Consigna 1: Enumera todas las personas que el fragmento sobre la revolución de 1917 menciona por su nombre.

Pero algo sucedió que la experiencia revolucionaria nacida en 1917 no se solidificó y aumentó como proyecto transformador; por diversos motivos fue entrando en una suerte de adormecimiento de la revolución, de lentificación, y los fabulosos cambios de los inicios, con energía desbordante y bríos renovadores, fueron dando lugar a procesos de acomodamiento, de rutina gris, de empantanamiento. 
 
Los impetuosos ánimos de los primeros tiempos, con Lenin y Trotsky a la cabeza, lentamente devinieron acostumbramiento. El decidido y abierto apoyo para promover la revolución mundial se trocó en “coexistencia pacífica” con el archirrival Estados Unidos, buscando un equilibrio que permitiera cierta tranquilidad. En ese proceso de fosilización paulatina en que se fue entrando, Stalin llegó a declarar que en la Unión Soviética se había llegado al final de la lucha de clases, pues éstas ya no existían. A partir de 1936 paulatinamente se fue abandonando toda labor de edición de los textos inéditos de Marx, con lo que el llamado “marxismo soviético” se terminó convirtiendo en un dogma cerrado, refractario a cualquier novedad teórica o cuestionadora, más cercano a una religión que a una actitud crítica, científica. La propuesta marxista de “crítica implacable de todo lo existente” desapareció, reemplazándose por ortodoxos y tediosos manuales de divulgación, donde la revolución ya estaba preparada debiendo seguir ciertos pasos, forzosos e inmodificables.

Registros mostrados:
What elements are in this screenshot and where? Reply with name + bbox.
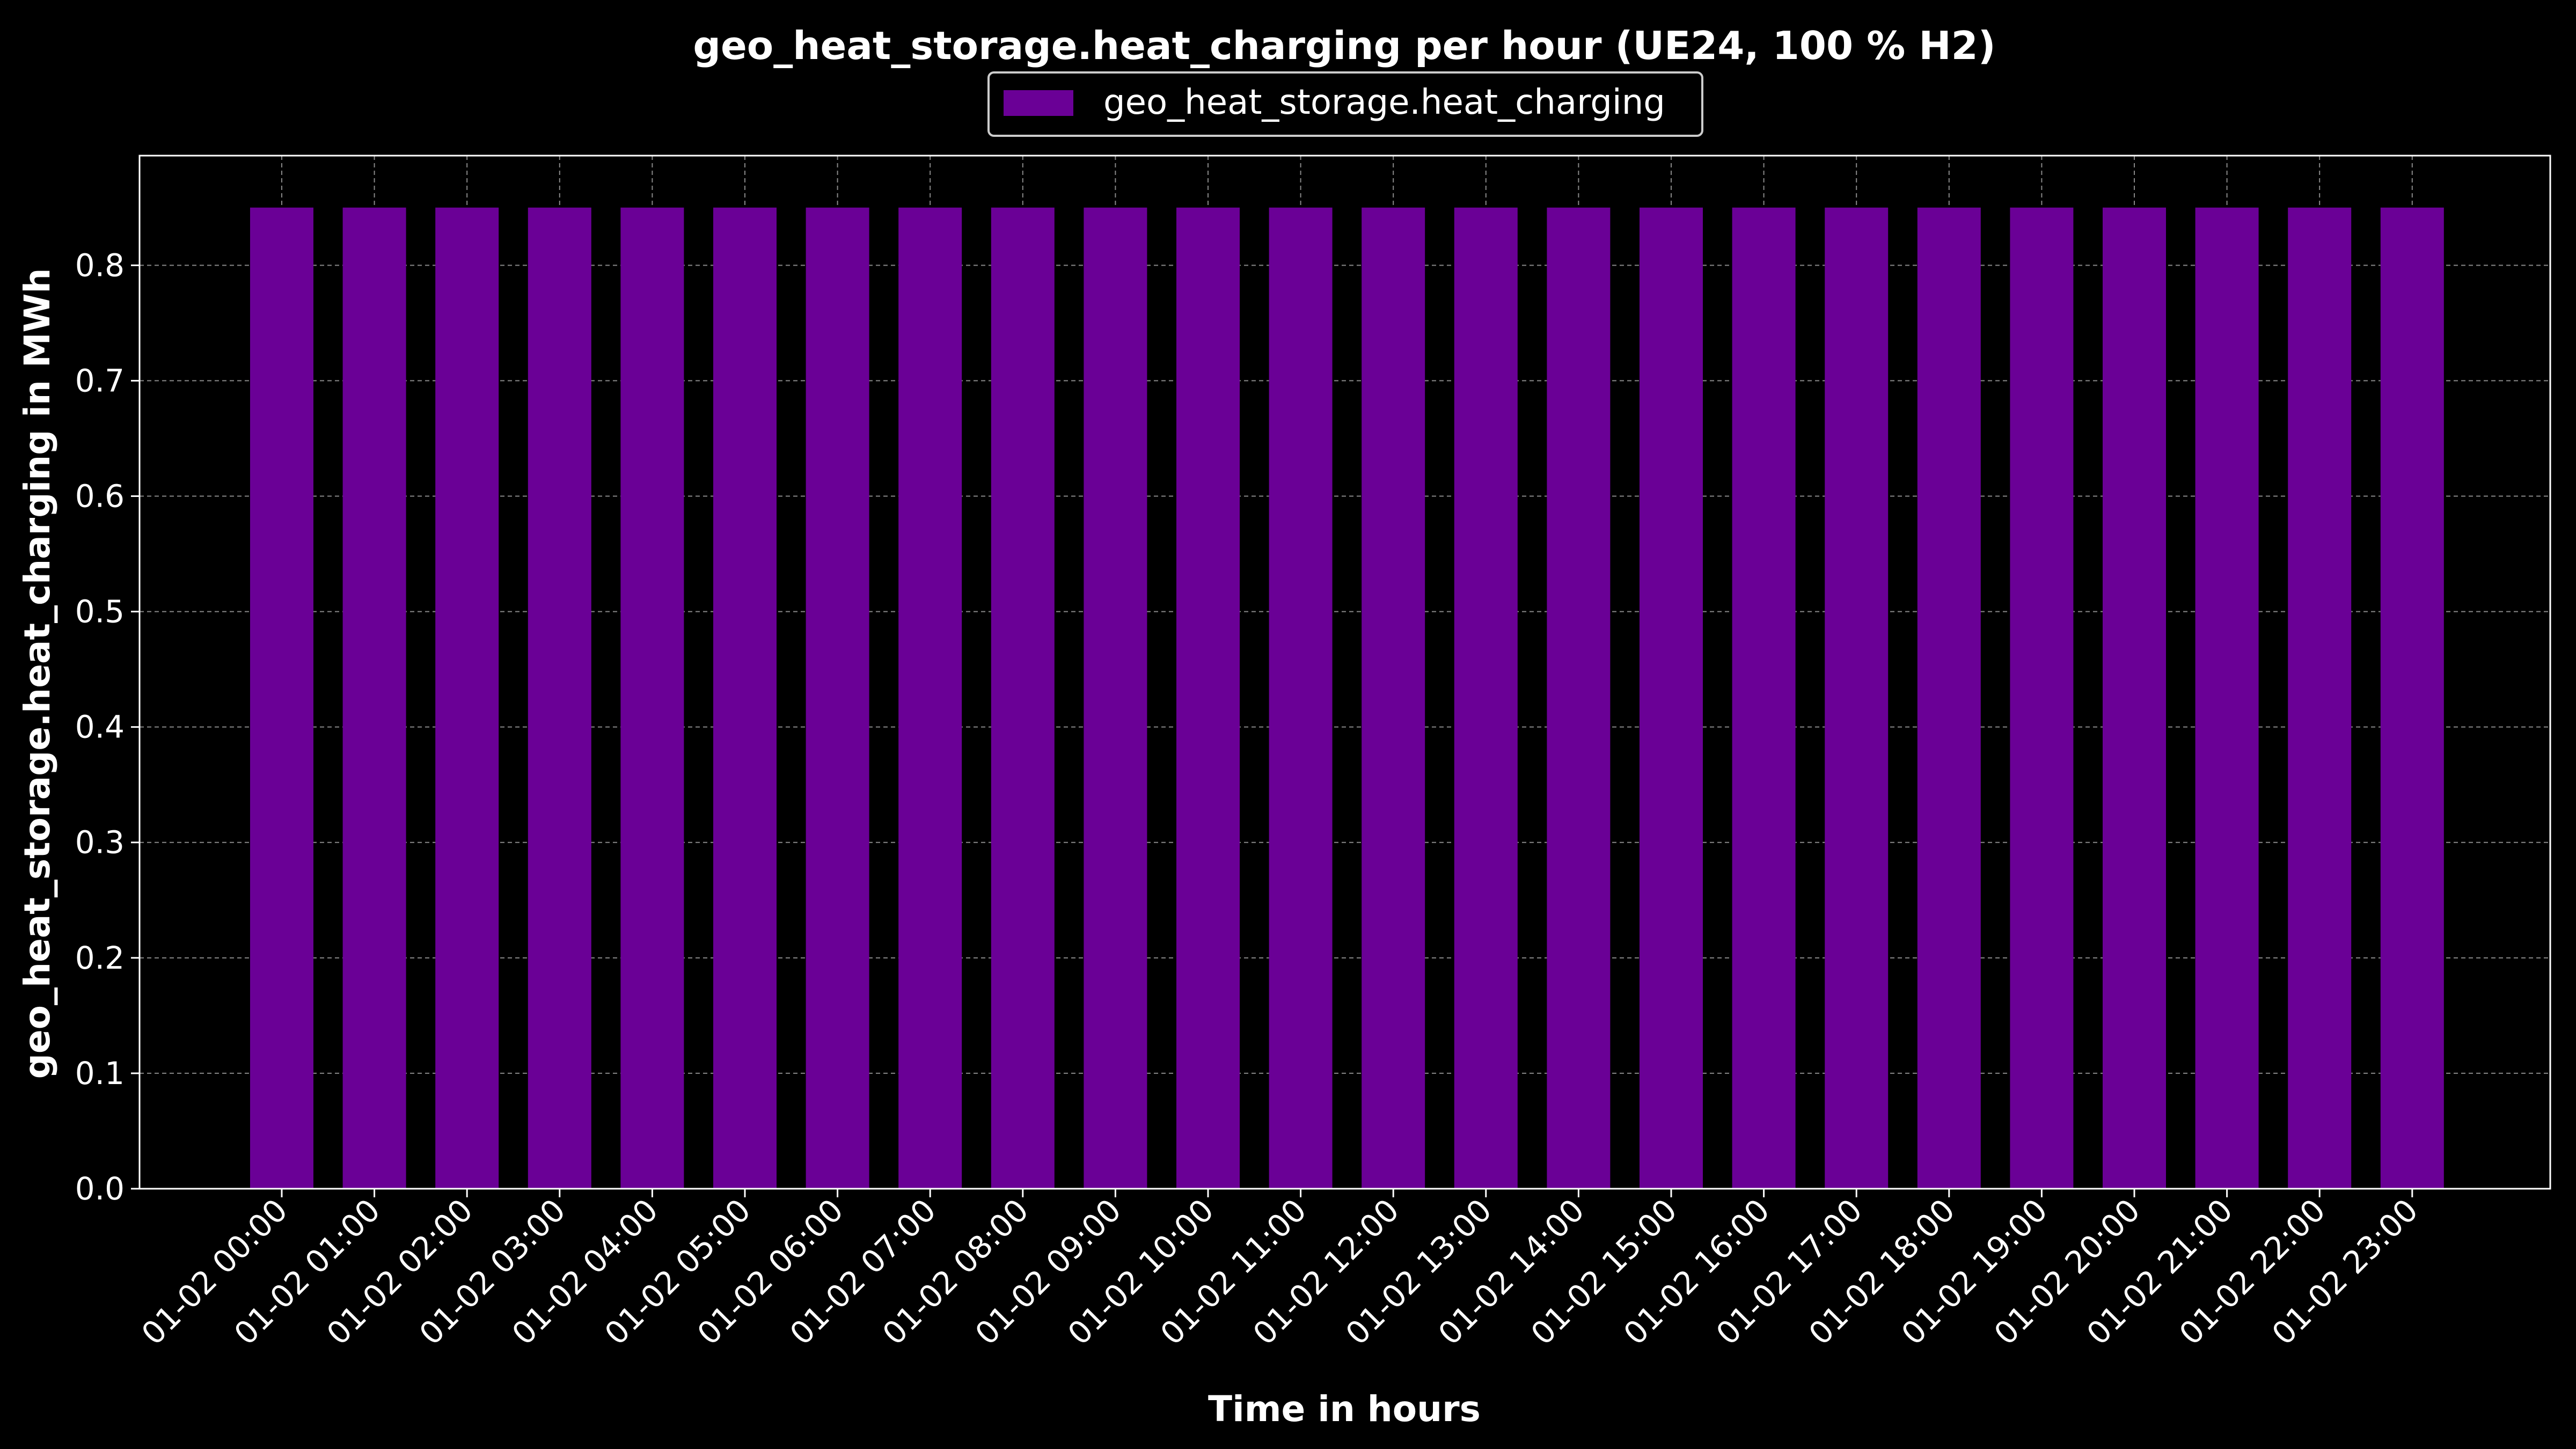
--
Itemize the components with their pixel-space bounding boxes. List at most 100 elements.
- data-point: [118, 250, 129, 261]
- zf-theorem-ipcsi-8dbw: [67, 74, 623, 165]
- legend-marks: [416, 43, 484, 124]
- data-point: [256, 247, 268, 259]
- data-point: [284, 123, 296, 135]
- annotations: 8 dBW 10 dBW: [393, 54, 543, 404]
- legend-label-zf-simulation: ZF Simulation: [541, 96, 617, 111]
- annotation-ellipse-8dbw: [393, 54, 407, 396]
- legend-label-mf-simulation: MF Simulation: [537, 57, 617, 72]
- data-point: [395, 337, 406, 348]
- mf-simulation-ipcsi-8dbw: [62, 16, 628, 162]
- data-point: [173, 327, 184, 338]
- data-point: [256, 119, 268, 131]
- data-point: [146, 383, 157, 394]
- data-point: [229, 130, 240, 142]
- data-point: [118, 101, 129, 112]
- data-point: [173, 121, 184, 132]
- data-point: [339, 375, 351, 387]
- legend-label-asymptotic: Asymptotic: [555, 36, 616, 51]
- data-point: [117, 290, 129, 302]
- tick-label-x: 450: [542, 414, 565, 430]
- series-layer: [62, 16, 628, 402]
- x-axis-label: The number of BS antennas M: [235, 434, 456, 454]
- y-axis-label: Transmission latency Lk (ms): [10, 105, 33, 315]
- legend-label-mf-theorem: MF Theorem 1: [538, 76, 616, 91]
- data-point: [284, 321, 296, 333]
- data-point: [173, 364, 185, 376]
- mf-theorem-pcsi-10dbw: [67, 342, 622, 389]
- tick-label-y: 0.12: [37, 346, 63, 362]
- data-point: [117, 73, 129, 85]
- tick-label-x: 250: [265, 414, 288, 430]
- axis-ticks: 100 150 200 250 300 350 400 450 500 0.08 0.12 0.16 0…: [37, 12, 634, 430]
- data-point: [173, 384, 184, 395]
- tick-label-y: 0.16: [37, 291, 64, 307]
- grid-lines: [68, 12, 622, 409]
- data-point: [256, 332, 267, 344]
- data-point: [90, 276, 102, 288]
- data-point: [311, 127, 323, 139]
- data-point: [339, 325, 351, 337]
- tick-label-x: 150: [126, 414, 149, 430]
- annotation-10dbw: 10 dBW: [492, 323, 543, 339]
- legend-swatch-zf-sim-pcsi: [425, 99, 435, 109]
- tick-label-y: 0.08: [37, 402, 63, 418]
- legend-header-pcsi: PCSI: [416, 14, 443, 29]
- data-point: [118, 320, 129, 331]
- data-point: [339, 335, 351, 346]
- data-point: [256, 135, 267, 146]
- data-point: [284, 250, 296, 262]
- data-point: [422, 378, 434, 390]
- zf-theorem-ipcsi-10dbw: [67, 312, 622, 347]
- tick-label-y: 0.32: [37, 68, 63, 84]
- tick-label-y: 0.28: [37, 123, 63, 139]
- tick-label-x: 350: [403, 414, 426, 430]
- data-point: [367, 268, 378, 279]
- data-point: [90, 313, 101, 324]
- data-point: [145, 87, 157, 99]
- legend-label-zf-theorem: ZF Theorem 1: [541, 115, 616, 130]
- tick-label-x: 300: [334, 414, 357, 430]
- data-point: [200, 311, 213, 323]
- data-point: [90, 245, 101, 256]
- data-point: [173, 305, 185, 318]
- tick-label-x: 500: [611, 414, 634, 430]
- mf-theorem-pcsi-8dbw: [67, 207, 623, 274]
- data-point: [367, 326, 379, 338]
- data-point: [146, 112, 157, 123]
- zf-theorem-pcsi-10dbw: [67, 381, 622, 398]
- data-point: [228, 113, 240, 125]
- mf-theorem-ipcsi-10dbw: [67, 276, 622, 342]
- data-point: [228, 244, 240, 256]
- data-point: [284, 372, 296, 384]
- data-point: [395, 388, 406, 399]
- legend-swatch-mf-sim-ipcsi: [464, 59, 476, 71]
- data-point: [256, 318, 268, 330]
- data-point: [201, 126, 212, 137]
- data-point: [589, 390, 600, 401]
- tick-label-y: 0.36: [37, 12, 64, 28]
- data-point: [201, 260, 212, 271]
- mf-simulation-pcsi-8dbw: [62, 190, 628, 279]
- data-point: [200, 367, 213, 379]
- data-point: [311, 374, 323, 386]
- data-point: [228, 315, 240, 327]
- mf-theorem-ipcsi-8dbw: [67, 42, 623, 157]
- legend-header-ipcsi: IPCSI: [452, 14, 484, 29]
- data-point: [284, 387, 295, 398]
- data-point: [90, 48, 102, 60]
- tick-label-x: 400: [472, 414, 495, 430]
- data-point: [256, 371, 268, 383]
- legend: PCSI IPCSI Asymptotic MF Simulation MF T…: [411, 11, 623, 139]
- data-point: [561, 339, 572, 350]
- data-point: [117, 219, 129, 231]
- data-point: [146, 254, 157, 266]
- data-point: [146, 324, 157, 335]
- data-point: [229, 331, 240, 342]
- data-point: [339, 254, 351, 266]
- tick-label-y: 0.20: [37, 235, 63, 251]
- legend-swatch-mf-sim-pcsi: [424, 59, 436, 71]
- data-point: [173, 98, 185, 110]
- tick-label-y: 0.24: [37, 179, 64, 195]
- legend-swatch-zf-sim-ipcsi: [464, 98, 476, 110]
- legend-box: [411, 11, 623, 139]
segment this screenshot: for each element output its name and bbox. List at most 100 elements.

Consigna 2: Copia sin cambios las líneas de los registros desde la que contiene "Itemize the components" hasta la que contiene "- tick-label-x: 250: [265, 414, 288, 430]", ambas incluidas.

Respuesta 1: Lenin, Trotsky, Stalin, Marx

Respuesta 2:
Itemize the components with their pixel-space bounding boxes. List at most 100 elements.
- data-point: [118, 250, 129, 261]
- zf-theorem-ipcsi-8dbw: [67, 74, 623, 165]
- legend-marks: [416, 43, 484, 124]
- data-point: [256, 247, 268, 259]
- data-point: [284, 123, 296, 135]
- annotations: 8 dBW 10 dBW: [393, 54, 543, 404]
- legend-label-zf-simulation: ZF Simulation: [541, 96, 617, 111]
- annotation-ellipse-8dbw: [393, 54, 407, 396]
- legend-label-mf-simulation: MF Simulation: [537, 57, 617, 72]
- data-point: [395, 337, 406, 348]
- mf-simulation-ipcsi-8dbw: [62, 16, 628, 162]
- data-point: [173, 327, 184, 338]
- data-point: [256, 119, 268, 131]
- data-point: [146, 383, 157, 394]
- data-point: [229, 130, 240, 142]
- data-point: [118, 101, 129, 112]
- data-point: [173, 121, 184, 132]
- data-point: [339, 375, 351, 387]
- legend-label-asymptotic: Asymptotic: [555, 36, 616, 51]
- data-point: [117, 290, 129, 302]
- tick-label-x: 450: [542, 414, 565, 430]
- series-layer: [62, 16, 628, 402]
- x-axis-label: The number of BS antennas M: [235, 434, 456, 454]
- y-axis-label: Transmission latency Lk (ms): [10, 105, 33, 315]
- legend-label-mf-theorem: MF Theorem 1: [538, 76, 616, 91]
- data-point: [284, 321, 296, 333]
- data-point: [173, 364, 185, 376]
- mf-theorem-pcsi-10dbw: [67, 342, 622, 389]
- tick-label-y: 0.12: [37, 346, 63, 362]
- data-point: [117, 73, 129, 85]
- tick-label-x: 250: [265, 414, 288, 430]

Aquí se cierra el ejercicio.